> [PROBLEM REQUIREMENTS]:
In the listing below, identify each line with the word "rating" and return those lines.

> [RECORDS]:
- - - -

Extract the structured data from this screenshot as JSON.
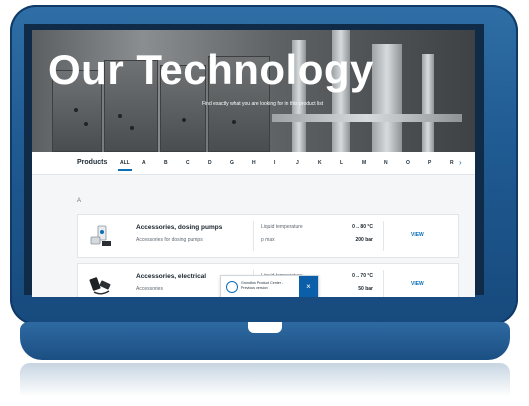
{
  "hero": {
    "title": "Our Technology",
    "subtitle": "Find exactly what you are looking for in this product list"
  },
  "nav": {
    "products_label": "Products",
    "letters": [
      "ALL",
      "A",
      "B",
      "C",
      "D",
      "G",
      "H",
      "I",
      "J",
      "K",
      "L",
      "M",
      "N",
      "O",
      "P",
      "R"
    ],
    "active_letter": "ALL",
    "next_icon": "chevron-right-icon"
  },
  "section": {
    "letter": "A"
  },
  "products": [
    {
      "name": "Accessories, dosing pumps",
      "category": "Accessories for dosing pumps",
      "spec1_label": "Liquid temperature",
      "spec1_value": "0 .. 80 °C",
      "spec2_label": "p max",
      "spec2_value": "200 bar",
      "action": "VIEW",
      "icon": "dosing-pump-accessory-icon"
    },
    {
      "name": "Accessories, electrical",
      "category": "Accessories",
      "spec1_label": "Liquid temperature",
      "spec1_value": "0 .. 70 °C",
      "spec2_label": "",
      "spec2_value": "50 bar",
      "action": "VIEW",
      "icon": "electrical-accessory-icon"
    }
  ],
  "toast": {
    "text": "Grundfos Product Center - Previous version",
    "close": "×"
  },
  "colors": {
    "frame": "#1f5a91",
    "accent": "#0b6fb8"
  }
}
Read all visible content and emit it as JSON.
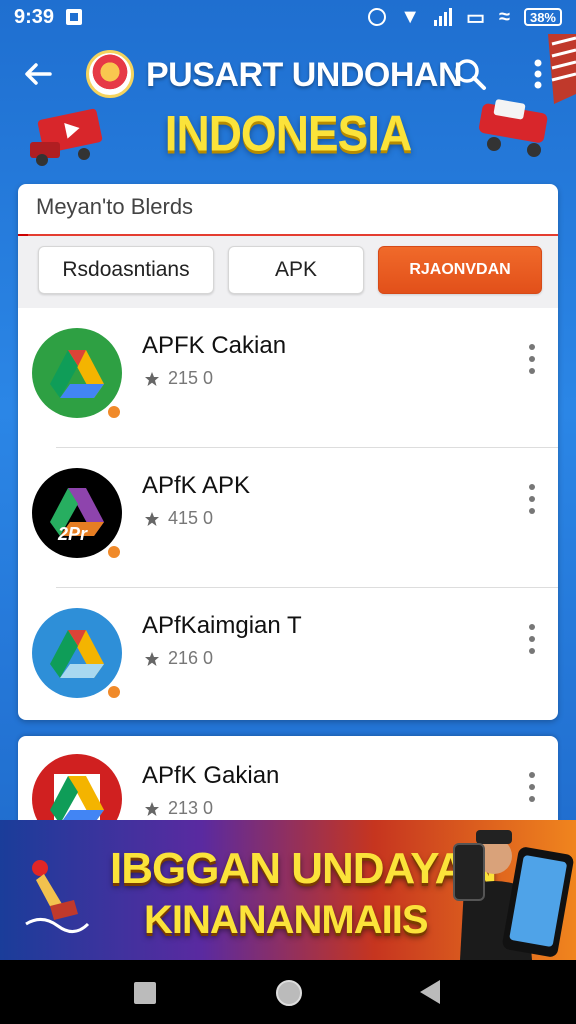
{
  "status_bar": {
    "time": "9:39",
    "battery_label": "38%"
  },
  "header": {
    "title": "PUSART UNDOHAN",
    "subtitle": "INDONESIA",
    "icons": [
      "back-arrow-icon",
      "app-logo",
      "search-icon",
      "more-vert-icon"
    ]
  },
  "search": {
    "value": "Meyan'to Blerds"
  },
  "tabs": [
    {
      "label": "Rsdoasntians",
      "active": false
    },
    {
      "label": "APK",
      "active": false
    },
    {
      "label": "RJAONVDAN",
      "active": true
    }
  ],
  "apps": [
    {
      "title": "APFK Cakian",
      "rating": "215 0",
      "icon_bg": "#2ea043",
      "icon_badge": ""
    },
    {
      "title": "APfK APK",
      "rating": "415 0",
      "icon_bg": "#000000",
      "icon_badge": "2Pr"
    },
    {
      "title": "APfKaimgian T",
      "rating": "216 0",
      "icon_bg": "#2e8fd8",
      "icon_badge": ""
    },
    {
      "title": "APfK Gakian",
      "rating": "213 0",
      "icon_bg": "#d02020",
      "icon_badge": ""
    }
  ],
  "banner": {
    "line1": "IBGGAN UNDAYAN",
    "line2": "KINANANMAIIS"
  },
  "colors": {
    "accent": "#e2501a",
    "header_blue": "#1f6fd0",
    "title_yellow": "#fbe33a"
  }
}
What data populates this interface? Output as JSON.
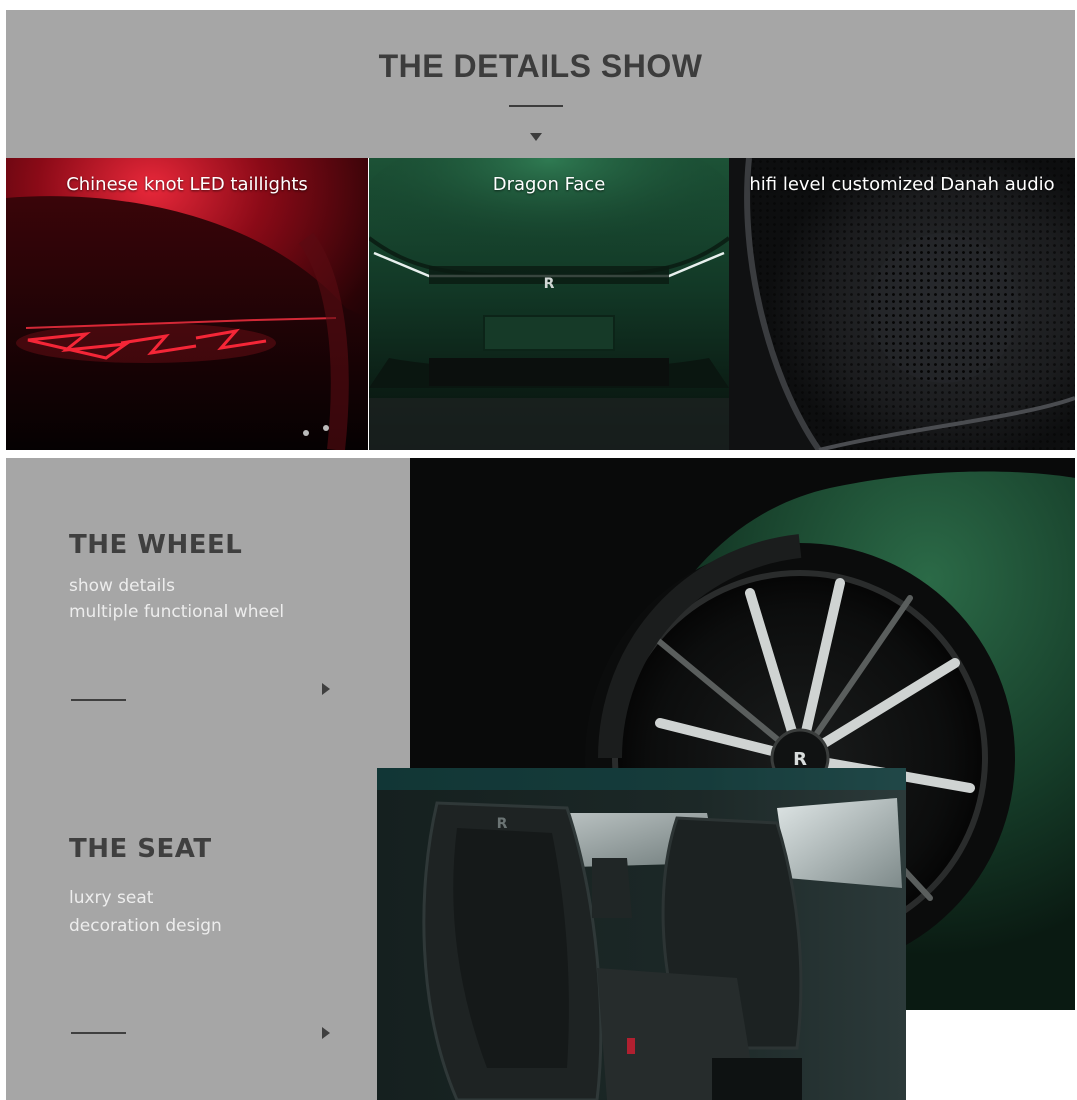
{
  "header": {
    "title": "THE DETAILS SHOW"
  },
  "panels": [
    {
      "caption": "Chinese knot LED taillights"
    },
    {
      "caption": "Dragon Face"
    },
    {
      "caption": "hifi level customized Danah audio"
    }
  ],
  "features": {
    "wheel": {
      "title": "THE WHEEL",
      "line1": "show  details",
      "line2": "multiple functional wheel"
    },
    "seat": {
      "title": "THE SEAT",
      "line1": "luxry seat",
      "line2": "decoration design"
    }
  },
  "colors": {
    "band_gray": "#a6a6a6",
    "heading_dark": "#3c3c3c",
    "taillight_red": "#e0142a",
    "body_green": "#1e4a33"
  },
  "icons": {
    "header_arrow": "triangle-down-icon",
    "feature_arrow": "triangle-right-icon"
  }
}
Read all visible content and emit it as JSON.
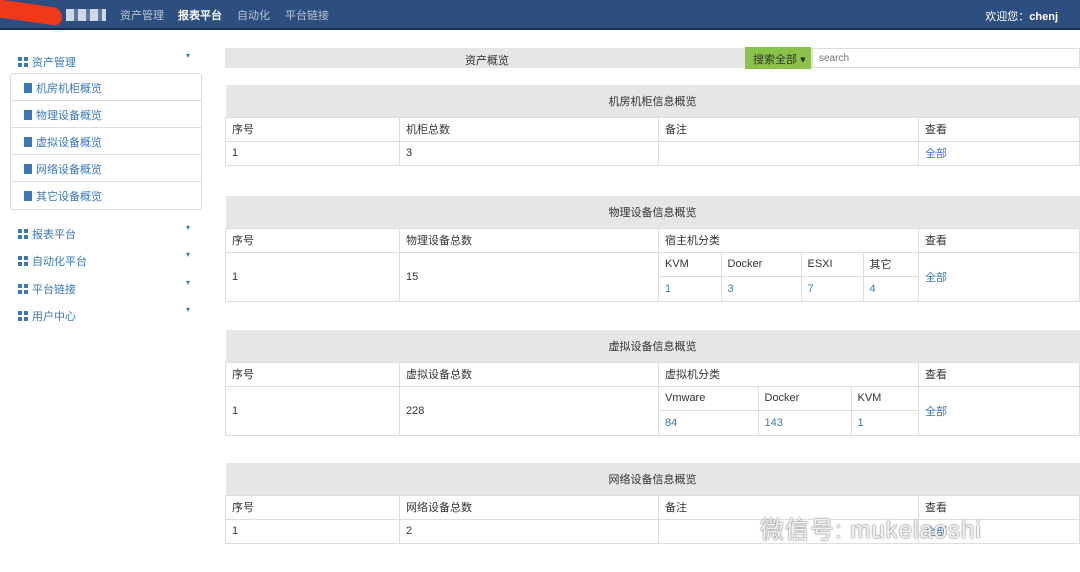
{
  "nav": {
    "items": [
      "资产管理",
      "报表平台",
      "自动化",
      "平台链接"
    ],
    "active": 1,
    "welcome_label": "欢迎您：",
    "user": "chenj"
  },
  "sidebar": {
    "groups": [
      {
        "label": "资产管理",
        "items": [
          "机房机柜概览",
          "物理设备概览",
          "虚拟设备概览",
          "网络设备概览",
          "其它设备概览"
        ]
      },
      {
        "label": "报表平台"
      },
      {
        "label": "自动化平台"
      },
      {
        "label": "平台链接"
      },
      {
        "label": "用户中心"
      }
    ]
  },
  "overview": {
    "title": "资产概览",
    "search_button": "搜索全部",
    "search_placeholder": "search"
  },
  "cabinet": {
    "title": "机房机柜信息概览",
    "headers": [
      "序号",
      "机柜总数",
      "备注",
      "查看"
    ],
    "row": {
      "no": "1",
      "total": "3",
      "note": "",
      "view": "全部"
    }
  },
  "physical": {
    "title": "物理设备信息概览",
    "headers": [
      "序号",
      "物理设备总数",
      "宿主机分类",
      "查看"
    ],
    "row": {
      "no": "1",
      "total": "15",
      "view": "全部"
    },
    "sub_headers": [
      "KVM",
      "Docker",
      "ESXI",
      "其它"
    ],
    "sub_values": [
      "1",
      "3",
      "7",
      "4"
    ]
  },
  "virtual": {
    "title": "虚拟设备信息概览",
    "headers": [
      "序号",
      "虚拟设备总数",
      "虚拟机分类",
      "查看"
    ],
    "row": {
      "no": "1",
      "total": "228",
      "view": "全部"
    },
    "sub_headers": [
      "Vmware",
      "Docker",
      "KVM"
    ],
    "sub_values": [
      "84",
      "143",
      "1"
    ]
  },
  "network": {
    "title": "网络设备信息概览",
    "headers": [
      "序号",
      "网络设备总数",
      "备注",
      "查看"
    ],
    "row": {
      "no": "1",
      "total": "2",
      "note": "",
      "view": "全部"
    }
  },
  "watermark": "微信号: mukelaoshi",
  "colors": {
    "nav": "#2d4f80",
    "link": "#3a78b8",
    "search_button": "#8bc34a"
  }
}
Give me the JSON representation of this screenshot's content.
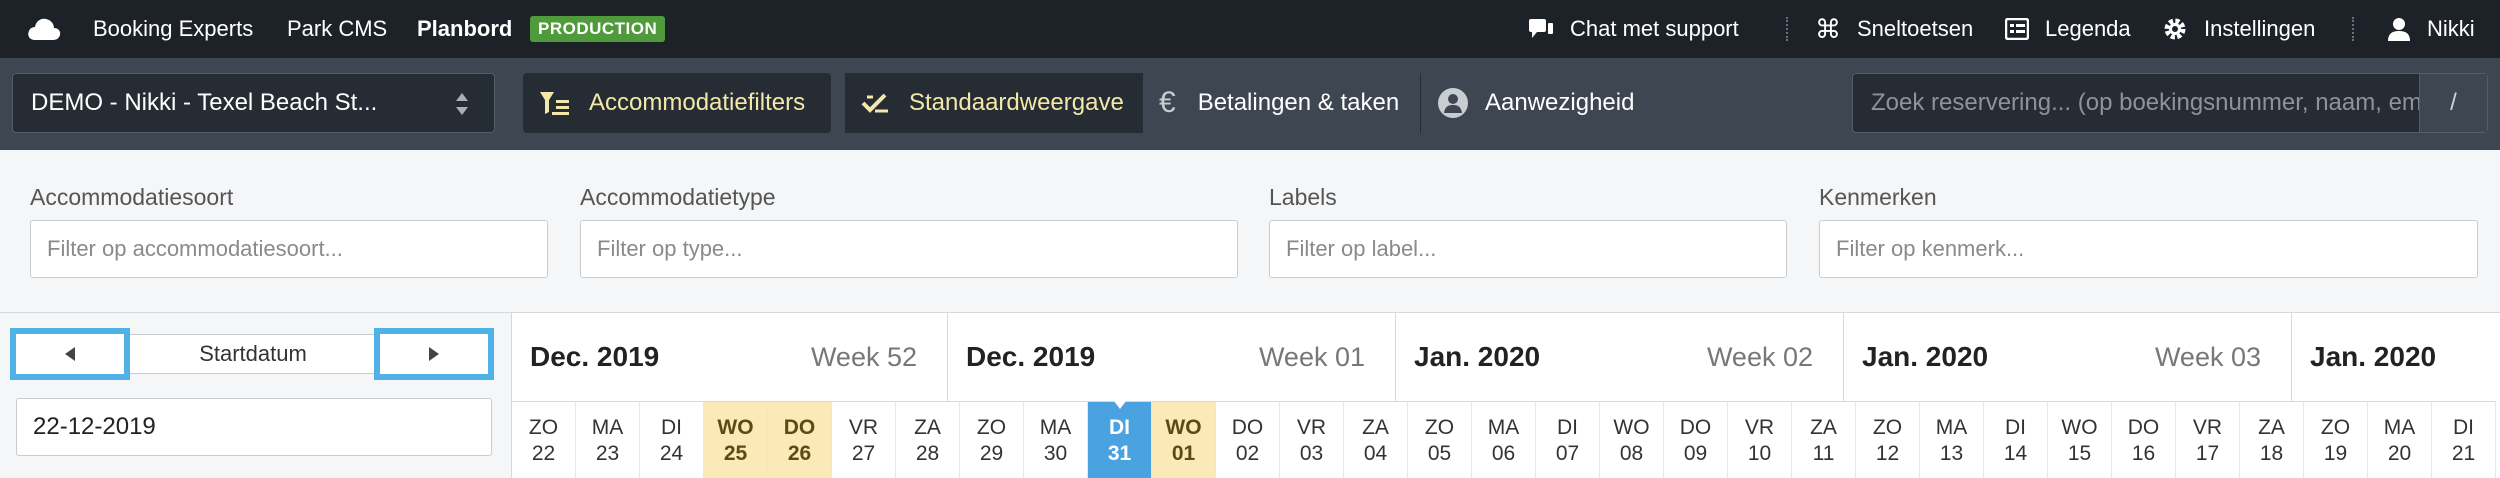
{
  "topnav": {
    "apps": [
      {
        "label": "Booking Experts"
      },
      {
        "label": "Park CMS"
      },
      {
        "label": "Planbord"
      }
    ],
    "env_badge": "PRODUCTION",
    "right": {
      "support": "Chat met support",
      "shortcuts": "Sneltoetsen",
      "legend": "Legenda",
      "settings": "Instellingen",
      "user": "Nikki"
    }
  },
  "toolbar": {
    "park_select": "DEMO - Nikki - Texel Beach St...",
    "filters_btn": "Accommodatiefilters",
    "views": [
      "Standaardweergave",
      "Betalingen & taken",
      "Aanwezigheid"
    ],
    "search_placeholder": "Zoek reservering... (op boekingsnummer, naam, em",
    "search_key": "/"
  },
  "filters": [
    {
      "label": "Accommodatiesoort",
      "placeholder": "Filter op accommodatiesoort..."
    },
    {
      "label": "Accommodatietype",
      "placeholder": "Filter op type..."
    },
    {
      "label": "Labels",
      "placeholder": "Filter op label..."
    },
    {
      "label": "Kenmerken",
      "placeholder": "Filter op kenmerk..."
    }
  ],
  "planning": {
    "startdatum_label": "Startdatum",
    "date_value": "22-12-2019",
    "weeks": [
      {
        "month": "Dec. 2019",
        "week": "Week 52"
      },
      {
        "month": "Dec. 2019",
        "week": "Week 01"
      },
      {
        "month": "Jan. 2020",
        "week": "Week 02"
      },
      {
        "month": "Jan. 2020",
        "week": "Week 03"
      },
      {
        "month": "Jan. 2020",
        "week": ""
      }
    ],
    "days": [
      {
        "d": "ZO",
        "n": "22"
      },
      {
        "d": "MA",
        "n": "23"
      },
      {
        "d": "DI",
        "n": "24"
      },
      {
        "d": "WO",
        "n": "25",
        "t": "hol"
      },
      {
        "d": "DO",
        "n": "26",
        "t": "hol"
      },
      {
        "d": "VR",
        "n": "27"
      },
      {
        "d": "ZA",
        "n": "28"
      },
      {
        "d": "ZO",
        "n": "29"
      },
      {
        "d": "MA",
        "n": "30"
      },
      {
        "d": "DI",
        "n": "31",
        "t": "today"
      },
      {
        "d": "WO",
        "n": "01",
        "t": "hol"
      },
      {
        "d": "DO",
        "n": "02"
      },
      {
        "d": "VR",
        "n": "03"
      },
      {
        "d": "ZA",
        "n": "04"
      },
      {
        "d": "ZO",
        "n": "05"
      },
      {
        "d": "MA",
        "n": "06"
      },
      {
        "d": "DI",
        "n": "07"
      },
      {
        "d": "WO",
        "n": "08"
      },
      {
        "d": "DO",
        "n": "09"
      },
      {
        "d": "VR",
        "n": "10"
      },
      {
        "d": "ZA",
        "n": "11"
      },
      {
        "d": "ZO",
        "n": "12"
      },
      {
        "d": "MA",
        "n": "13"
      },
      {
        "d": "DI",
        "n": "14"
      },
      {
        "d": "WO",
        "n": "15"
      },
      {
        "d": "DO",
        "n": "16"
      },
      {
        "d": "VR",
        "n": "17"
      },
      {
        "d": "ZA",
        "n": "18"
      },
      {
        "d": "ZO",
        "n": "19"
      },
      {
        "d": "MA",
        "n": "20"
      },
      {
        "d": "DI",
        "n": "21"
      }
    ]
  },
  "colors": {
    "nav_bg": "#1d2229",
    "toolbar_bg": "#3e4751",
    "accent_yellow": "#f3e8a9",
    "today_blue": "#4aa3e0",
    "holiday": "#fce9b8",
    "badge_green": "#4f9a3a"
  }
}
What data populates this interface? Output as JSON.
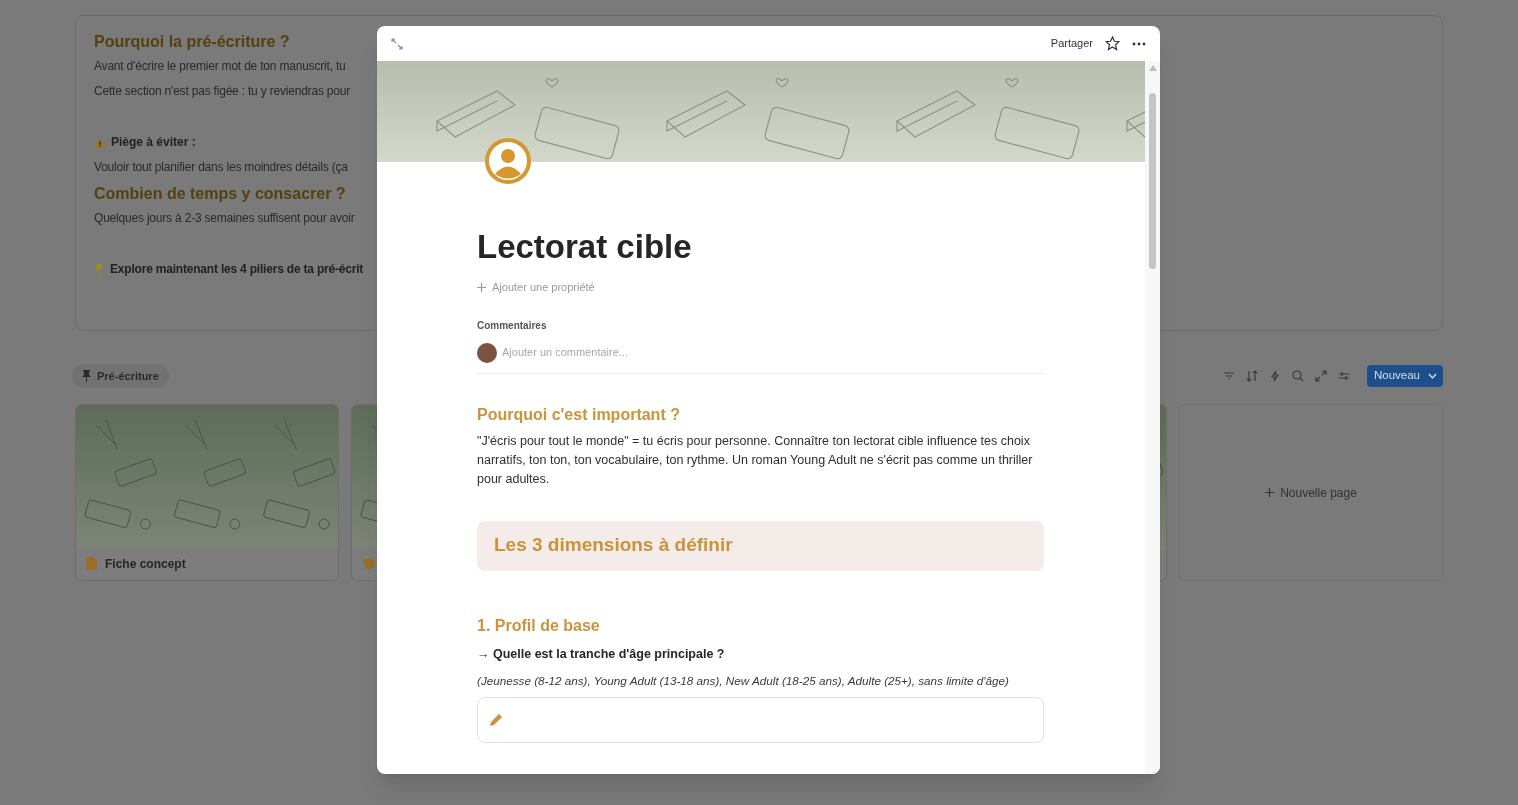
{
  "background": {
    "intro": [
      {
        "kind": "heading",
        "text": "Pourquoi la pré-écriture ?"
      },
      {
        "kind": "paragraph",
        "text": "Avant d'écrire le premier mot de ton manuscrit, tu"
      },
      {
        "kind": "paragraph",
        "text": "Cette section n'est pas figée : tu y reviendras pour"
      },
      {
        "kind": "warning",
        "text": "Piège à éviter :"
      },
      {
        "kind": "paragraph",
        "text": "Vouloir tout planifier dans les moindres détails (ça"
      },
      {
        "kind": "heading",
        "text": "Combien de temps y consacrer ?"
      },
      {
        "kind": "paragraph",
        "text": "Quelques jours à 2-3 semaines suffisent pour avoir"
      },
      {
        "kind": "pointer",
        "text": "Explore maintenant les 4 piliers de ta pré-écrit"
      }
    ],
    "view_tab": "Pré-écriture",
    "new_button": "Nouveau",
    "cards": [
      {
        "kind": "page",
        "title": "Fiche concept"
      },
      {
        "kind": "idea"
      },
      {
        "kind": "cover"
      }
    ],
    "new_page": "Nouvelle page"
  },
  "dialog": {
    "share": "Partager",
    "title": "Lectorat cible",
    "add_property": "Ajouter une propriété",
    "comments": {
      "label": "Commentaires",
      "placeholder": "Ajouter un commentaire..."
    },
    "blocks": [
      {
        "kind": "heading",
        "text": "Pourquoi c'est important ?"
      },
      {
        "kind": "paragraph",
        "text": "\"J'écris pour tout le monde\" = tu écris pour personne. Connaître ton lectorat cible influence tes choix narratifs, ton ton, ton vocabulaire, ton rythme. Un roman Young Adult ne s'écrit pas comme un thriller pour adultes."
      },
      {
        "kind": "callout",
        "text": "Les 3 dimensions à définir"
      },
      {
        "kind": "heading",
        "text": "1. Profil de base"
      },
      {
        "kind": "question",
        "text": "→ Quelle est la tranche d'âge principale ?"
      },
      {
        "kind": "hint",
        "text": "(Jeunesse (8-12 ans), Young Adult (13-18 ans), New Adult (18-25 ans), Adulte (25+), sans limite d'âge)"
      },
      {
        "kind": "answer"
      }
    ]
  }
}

- - - -

> [OUTPUT FOR THIS TASK]:
      "rating": "215 0",
      "rating": "415 0",
      "rating": "216 0",
      "rating": "213 0",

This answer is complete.